%%

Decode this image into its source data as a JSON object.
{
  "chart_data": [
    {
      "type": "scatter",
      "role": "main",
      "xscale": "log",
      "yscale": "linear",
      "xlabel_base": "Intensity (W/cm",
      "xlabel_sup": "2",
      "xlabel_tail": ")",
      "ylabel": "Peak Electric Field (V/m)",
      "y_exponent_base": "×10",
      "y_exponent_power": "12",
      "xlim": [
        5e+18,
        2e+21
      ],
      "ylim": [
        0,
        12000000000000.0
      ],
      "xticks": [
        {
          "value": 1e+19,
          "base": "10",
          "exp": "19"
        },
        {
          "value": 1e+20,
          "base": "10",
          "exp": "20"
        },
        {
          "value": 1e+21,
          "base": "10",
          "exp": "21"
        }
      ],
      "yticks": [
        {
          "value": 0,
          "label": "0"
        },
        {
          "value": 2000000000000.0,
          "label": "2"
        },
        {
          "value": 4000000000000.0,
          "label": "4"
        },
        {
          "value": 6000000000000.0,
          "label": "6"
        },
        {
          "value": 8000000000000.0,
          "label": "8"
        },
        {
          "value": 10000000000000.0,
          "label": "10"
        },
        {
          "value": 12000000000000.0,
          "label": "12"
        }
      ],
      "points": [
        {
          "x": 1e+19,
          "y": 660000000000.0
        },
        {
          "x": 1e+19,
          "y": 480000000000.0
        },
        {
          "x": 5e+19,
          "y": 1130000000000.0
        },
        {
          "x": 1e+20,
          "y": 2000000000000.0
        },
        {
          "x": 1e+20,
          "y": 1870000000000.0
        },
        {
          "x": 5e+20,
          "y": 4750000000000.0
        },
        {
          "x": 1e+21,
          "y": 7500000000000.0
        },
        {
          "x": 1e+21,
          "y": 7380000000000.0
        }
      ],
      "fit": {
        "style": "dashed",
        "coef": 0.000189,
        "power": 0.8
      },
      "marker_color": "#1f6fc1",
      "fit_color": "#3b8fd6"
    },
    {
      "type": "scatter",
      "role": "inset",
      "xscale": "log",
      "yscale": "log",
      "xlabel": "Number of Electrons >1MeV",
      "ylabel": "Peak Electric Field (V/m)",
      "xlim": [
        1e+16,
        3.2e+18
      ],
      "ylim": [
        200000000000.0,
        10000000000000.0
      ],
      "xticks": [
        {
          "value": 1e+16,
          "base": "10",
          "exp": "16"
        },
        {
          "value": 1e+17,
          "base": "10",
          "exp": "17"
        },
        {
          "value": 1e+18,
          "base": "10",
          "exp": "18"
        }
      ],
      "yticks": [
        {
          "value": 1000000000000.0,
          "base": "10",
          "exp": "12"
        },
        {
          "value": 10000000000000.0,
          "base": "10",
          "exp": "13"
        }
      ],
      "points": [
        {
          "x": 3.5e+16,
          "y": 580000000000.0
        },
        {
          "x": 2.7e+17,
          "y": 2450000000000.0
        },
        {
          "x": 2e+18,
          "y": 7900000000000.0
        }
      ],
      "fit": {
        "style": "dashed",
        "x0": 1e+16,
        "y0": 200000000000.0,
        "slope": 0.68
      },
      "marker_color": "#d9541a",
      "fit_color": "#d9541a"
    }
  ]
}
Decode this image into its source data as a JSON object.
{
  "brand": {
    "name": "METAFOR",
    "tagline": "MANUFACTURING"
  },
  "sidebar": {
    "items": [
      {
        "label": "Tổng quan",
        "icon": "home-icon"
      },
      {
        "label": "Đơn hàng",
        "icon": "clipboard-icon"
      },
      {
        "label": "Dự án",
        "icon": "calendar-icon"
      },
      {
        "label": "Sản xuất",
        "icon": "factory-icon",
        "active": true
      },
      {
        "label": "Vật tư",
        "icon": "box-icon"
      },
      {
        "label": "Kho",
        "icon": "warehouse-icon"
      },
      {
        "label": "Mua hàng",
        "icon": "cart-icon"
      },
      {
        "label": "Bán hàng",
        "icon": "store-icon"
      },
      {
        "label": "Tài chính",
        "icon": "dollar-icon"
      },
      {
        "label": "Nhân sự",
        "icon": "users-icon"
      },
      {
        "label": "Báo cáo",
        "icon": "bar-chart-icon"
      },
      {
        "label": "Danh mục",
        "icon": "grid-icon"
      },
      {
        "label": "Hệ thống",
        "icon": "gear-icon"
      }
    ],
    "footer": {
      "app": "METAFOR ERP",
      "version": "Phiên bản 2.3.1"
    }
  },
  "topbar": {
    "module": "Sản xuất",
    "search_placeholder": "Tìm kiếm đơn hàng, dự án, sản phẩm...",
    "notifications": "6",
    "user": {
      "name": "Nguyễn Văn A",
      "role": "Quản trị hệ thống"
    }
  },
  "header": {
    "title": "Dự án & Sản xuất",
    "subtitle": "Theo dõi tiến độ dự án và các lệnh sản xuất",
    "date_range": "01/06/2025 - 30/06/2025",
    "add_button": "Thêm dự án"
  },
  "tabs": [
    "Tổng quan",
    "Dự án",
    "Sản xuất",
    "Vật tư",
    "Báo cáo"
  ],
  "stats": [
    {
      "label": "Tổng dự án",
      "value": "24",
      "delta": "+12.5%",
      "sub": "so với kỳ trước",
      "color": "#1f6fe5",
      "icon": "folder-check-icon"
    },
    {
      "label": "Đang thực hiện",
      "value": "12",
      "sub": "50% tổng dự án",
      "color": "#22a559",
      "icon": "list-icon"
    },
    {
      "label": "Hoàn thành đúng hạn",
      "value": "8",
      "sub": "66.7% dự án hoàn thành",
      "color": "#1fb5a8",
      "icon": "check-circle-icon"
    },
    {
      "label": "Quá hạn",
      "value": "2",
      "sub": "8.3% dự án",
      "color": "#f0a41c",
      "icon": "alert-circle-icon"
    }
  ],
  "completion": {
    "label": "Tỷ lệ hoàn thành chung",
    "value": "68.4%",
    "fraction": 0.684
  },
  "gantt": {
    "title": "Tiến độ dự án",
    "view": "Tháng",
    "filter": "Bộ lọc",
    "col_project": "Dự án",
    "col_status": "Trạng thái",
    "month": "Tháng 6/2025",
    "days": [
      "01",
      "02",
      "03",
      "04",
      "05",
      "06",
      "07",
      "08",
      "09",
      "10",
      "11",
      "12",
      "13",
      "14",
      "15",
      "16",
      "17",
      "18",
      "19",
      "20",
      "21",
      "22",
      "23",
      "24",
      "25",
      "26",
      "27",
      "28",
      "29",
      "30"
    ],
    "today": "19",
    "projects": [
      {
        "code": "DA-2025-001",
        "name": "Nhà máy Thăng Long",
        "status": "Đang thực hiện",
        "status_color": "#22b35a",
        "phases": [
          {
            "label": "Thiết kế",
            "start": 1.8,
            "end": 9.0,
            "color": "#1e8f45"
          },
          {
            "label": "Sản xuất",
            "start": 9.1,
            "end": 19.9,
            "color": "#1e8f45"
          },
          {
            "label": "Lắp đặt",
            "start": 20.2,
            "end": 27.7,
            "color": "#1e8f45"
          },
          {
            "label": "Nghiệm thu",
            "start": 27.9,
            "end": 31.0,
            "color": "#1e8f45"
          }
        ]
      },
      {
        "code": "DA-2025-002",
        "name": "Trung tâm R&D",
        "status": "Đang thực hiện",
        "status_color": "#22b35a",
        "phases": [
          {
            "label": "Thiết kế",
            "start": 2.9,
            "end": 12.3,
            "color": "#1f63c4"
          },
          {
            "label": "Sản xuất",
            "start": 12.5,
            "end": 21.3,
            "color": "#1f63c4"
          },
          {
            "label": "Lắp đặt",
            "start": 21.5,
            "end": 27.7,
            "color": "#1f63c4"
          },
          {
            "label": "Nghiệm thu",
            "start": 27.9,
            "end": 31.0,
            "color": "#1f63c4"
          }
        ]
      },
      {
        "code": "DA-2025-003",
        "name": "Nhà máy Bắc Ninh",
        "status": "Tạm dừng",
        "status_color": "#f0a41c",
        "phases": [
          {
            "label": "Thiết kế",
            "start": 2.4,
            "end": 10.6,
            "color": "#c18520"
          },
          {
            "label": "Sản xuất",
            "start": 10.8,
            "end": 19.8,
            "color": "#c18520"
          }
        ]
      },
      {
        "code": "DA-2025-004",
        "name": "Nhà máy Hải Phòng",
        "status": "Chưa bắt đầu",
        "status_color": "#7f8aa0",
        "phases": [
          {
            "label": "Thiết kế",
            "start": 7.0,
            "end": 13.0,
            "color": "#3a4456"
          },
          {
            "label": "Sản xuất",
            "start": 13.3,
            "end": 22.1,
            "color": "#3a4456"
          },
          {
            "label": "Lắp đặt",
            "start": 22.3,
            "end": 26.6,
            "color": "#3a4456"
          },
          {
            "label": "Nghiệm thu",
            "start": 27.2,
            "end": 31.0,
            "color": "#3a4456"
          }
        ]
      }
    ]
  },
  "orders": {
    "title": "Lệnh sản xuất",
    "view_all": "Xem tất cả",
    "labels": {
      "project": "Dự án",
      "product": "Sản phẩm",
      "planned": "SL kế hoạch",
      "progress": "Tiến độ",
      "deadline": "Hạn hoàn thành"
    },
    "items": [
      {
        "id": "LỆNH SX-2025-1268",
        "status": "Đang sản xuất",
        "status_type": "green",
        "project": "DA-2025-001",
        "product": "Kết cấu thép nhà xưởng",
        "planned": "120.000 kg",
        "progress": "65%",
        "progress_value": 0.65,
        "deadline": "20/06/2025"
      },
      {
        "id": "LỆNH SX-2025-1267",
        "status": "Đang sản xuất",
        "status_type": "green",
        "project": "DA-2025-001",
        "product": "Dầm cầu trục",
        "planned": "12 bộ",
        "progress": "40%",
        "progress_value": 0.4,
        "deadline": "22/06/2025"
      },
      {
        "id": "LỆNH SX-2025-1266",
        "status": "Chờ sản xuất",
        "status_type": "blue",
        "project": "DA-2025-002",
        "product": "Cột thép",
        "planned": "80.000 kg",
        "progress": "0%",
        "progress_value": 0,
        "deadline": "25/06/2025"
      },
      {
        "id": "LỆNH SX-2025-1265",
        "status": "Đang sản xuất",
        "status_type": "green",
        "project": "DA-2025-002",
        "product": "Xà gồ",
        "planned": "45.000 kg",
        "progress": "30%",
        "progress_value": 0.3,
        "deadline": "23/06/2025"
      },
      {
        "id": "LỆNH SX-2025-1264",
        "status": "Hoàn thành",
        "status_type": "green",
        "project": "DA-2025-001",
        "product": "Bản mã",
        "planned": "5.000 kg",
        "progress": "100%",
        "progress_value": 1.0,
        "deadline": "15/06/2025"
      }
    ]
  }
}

%%

BRIEF: Return every line in the listing that contains the word "planned".

OUTPUT:
      "planned": "SL kế hoạch",
        "planned": "120.000 kg",
        "planned": "12 bộ",
        "planned": "80.000 kg",
        "planned": "45.000 kg",
        "planned": "5.000 kg",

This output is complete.